··· Exercise inputs ···

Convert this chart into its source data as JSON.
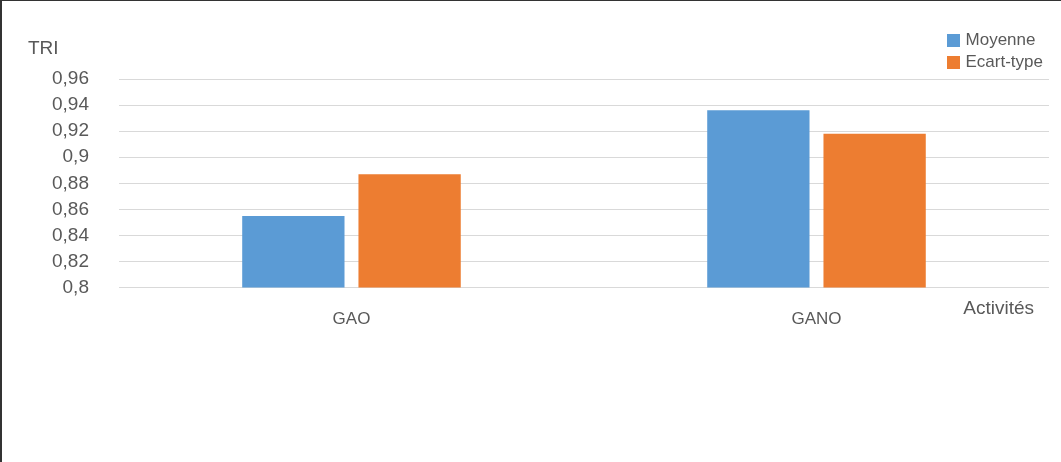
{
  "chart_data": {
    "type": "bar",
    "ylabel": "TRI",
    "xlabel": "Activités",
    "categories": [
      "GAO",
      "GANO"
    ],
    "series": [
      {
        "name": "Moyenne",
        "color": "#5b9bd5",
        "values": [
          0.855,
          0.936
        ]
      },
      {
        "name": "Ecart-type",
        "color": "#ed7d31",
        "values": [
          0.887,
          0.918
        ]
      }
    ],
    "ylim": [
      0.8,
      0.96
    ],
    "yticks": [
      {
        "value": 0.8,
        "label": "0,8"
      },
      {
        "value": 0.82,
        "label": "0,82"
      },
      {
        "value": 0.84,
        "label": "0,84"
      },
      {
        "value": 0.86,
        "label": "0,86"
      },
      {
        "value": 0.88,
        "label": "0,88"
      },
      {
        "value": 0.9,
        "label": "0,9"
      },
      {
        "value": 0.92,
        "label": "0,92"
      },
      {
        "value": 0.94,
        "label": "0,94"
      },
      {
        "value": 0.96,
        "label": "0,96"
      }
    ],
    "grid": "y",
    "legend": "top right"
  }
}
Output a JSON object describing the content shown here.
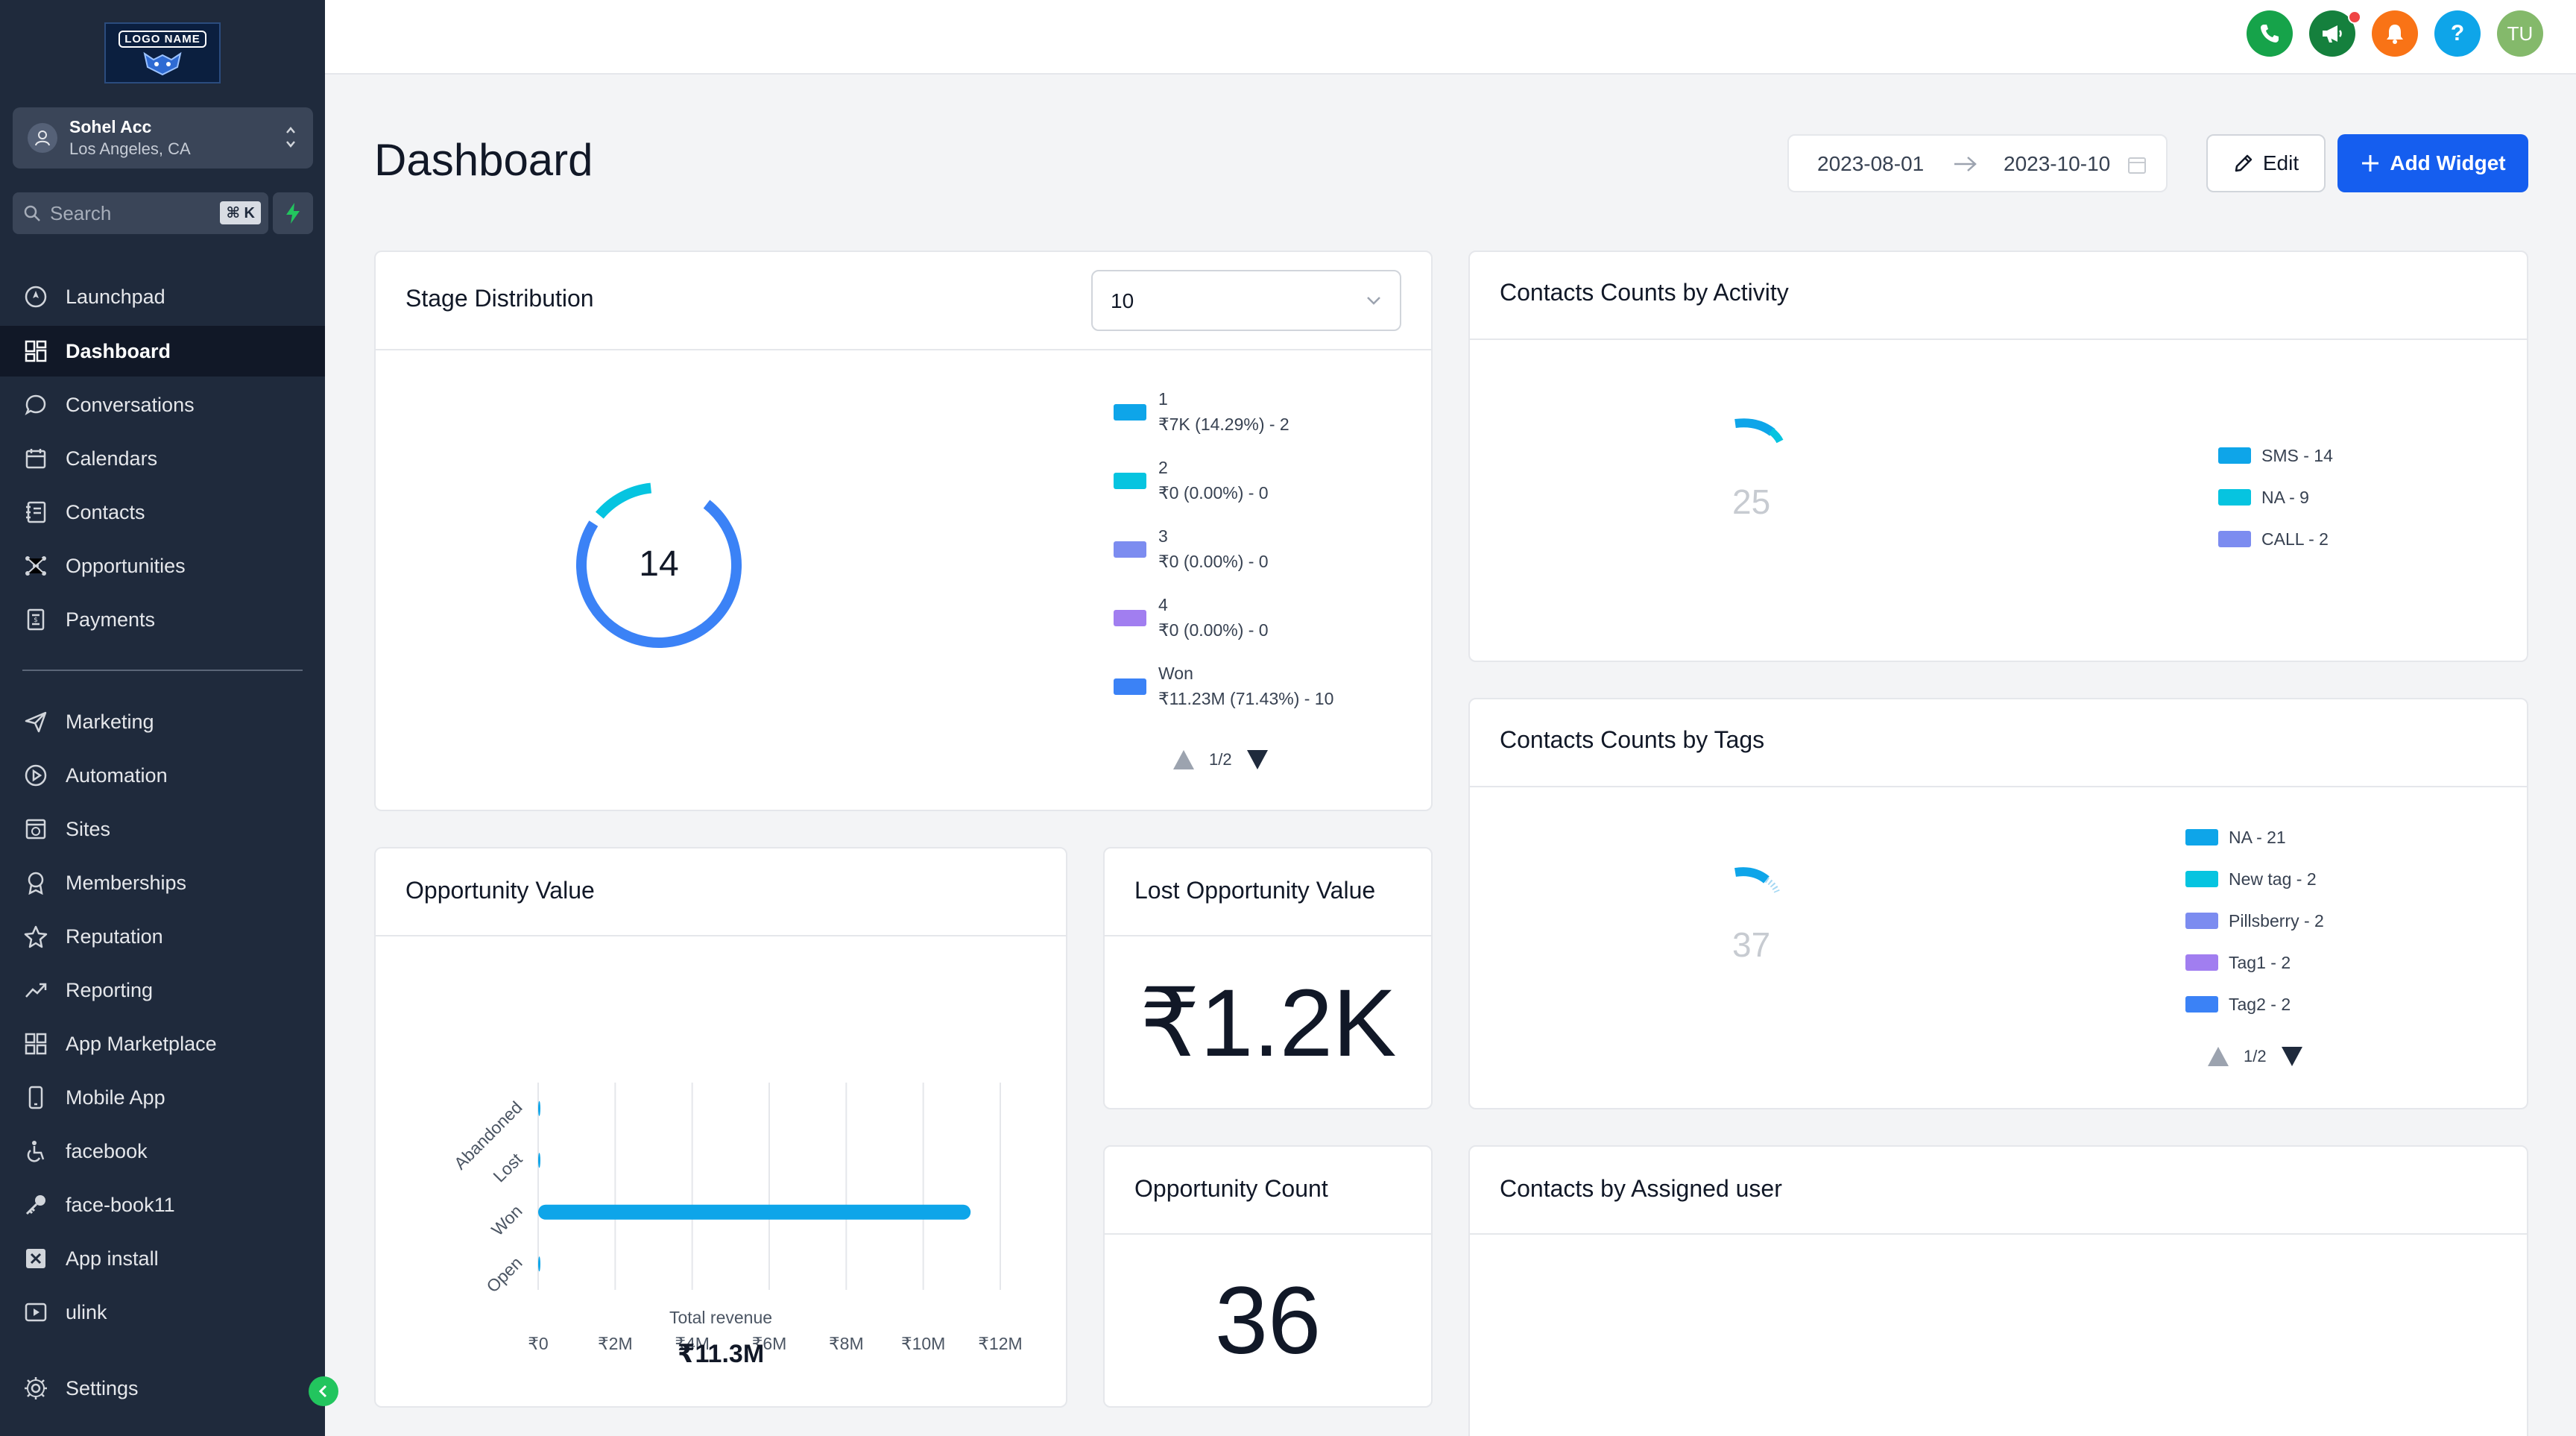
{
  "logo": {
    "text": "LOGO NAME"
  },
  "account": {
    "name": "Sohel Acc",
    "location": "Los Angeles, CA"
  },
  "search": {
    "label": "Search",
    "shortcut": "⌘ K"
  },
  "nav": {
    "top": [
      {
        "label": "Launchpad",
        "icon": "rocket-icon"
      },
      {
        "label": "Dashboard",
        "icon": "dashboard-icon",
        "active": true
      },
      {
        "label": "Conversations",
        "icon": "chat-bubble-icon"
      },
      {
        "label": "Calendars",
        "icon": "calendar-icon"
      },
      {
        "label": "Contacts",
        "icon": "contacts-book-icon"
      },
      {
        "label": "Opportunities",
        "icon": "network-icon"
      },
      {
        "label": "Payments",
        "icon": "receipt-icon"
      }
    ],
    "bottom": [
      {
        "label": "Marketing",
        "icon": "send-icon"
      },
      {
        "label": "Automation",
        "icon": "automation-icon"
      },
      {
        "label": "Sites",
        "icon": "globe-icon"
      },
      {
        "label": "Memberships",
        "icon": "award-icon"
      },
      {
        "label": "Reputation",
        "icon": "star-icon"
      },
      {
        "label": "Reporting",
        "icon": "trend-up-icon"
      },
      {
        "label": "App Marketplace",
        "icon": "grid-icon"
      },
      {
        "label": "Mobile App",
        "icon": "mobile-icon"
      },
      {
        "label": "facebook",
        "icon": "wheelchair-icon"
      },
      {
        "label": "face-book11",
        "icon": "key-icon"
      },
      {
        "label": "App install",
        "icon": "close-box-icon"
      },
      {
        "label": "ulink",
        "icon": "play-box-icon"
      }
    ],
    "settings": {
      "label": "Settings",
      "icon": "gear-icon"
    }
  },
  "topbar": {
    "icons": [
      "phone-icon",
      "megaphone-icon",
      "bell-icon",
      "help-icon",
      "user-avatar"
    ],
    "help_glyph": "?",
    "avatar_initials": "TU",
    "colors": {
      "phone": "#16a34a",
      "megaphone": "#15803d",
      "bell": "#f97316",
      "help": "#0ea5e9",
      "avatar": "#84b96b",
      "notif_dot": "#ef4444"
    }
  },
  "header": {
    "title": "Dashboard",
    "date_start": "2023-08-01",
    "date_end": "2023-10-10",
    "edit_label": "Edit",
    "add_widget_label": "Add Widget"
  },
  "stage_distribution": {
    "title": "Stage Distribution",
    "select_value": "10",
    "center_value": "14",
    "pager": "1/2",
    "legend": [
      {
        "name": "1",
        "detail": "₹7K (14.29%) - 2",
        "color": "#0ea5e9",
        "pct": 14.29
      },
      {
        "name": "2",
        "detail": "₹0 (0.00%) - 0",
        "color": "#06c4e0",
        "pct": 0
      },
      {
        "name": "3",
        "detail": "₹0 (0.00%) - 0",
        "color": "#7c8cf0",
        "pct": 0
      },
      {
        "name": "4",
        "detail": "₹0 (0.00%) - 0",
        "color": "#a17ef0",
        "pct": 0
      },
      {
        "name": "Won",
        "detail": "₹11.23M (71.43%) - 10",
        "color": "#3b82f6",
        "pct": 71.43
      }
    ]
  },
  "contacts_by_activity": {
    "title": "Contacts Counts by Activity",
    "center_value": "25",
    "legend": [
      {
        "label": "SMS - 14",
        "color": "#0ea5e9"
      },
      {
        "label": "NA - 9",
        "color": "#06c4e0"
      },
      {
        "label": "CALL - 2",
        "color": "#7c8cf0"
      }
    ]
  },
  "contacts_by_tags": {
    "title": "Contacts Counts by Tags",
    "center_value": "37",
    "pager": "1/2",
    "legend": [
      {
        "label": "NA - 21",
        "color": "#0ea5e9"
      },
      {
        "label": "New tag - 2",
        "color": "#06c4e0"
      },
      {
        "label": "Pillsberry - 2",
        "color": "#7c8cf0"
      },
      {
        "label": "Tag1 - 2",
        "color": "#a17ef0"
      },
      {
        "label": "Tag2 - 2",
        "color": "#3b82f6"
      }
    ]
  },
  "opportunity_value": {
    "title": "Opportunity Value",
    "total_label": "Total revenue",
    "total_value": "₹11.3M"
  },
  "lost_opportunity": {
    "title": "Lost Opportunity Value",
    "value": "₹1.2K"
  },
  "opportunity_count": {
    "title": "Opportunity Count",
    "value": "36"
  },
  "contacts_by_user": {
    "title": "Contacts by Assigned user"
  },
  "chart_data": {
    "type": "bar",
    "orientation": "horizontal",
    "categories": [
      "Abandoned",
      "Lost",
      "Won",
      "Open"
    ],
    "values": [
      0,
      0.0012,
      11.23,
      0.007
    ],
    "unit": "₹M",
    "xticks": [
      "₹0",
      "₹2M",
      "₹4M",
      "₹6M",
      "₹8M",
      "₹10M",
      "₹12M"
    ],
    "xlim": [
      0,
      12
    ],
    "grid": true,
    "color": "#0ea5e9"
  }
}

···

Aim of the exercise » Keep the pictures out of your copy, and repeat every entry above exactly.

Complete output »
Convert this chart into its source data as JSON.
{
  "chart_data": {
    "type": "bar",
    "ylabel": "TRI",
    "xlabel": "Activités",
    "categories": [
      "GAO",
      "GANO"
    ],
    "series": [
      {
        "name": "Moyenne",
        "color": "#5b9bd5",
        "values": [
          0.855,
          0.936
        ]
      },
      {
        "name": "Ecart-type",
        "color": "#ed7d31",
        "values": [
          0.887,
          0.918
        ]
      }
    ],
    "ylim": [
      0.8,
      0.96
    ],
    "yticks": [
      {
        "value": 0.8,
        "label": "0,8"
      },
      {
        "value": 0.82,
        "label": "0,82"
      },
      {
        "value": 0.84,
        "label": "0,84"
      },
      {
        "value": 0.86,
        "label": "0,86"
      },
      {
        "value": 0.88,
        "label": "0,88"
      },
      {
        "value": 0.9,
        "label": "0,9"
      },
      {
        "value": 0.92,
        "label": "0,92"
      },
      {
        "value": 0.94,
        "label": "0,94"
      },
      {
        "value": 0.96,
        "label": "0,96"
      }
    ],
    "grid": "y",
    "legend": "top right"
  }
}
Output a JSON object describing the content shown here.
{
  "logo": {
    "text": "LOGO NAME"
  },
  "account": {
    "name": "Sohel Acc",
    "location": "Los Angeles, CA"
  },
  "search": {
    "label": "Search",
    "shortcut": "⌘ K"
  },
  "nav": {
    "top": [
      {
        "label": "Launchpad",
        "icon": "rocket-icon"
      },
      {
        "label": "Dashboard",
        "icon": "dashboard-icon",
        "active": true
      },
      {
        "label": "Conversations",
        "icon": "chat-bubble-icon"
      },
      {
        "label": "Calendars",
        "icon": "calendar-icon"
      },
      {
        "label": "Contacts",
        "icon": "contacts-book-icon"
      },
      {
        "label": "Opportunities",
        "icon": "network-icon"
      },
      {
        "label": "Payments",
        "icon": "receipt-icon"
      }
    ],
    "bottom": [
      {
        "label": "Marketing",
        "icon": "send-icon"
      },
      {
        "label": "Automation",
        "icon": "automation-icon"
      },
      {
        "label": "Sites",
        "icon": "globe-icon"
      },
      {
        "label": "Memberships",
        "icon": "award-icon"
      },
      {
        "label": "Reputation",
        "icon": "star-icon"
      },
      {
        "label": "Reporting",
        "icon": "trend-up-icon"
      },
      {
        "label": "App Marketplace",
        "icon": "grid-icon"
      },
      {
        "label": "Mobile App",
        "icon": "mobile-icon"
      },
      {
        "label": "facebook",
        "icon": "wheelchair-icon"
      },
      {
        "label": "face-book11",
        "icon": "key-icon"
      },
      {
        "label": "App install",
        "icon": "close-box-icon"
      },
      {
        "label": "ulink",
        "icon": "play-box-icon"
      }
    ],
    "settings": {
      "label": "Settings",
      "icon": "gear-icon"
    }
  },
  "topbar": {
    "icons": [
      "phone-icon",
      "megaphone-icon",
      "bell-icon",
      "help-icon",
      "user-avatar"
    ],
    "help_glyph": "?",
    "avatar_initials": "TU",
    "colors": {
      "phone": "#16a34a",
      "megaphone": "#15803d",
      "bell": "#f97316",
      "help": "#0ea5e9",
      "avatar": "#84b96b",
      "notif_dot": "#ef4444"
    }
  },
  "header": {
    "title": "Dashboard",
    "date_start": "2023-08-01",
    "date_end": "2023-10-10",
    "edit_label": "Edit",
    "add_widget_label": "Add Widget"
  },
  "stage_distribution": {
    "title": "Stage Distribution",
    "select_value": "10",
    "center_value": "14",
    "pager": "1/2",
    "legend": [
      {
        "name": "1",
        "detail": "₹7K (14.29%) - 2",
        "color": "#0ea5e9",
        "pct": 14.29
      },
      {
        "name": "2",
        "detail": "₹0 (0.00%) - 0",
        "color": "#06c4e0",
        "pct": 0
      },
      {
        "name": "3",
        "detail": "₹0 (0.00%) - 0",
        "color": "#7c8cf0",
        "pct": 0
      },
      {
        "name": "4",
        "detail": "₹0 (0.00%) - 0",
        "color": "#a17ef0",
        "pct": 0
      },
      {
        "name": "Won",
        "detail": "₹11.23M (71.43%) - 10",
        "color": "#3b82f6",
        "pct": 71.43
      }
    ]
  },
  "contacts_by_activity": {
    "title": "Contacts Counts by Activity",
    "center_value": "25",
    "legend": [
      {
        "label": "SMS - 14",
        "color": "#0ea5e9"
      },
      {
        "label": "NA - 9",
        "color": "#06c4e0"
      },
      {
        "label": "CALL - 2",
        "color": "#7c8cf0"
      }
    ]
  },
  "contacts_by_tags": {
    "title": "Contacts Counts by Tags",
    "center_value": "37",
    "pager": "1/2",
    "legend": [
      {
        "label": "NA - 21",
        "color": "#0ea5e9"
      },
      {
        "label": "New tag - 2",
        "color": "#06c4e0"
      },
      {
        "label": "Pillsberry - 2",
        "color": "#7c8cf0"
      },
      {
        "label": "Tag1 - 2",
        "color": "#a17ef0"
      },
      {
        "label": "Tag2 - 2",
        "color": "#3b82f6"
      }
    ]
  },
  "opportunity_value": {
    "title": "Opportunity Value",
    "total_label": "Total revenue",
    "total_value": "₹11.3M"
  },
  "lost_opportunity": {
    "title": "Lost Opportunity Value",
    "value": "₹1.2K"
  },
  "opportunity_count": {
    "title": "Opportunity Count",
    "value": "36"
  },
  "contacts_by_user": {
    "title": "Contacts by Assigned user"
  },
  "chart_data": {
    "type": "bar",
    "orientation": "horizontal",
    "categories": [
      "Abandoned",
      "Lost",
      "Won",
      "Open"
    ],
    "values": [
      0,
      0.0012,
      11.23,
      0.007
    ],
    "unit": "₹M",
    "xticks": [
      "₹0",
      "₹2M",
      "₹4M",
      "₹6M",
      "₹8M",
      "₹10M",
      "₹12M"
    ],
    "xlim": [
      0,
      12
    ],
    "grid": true,
    "color": "#0ea5e9"
  }
}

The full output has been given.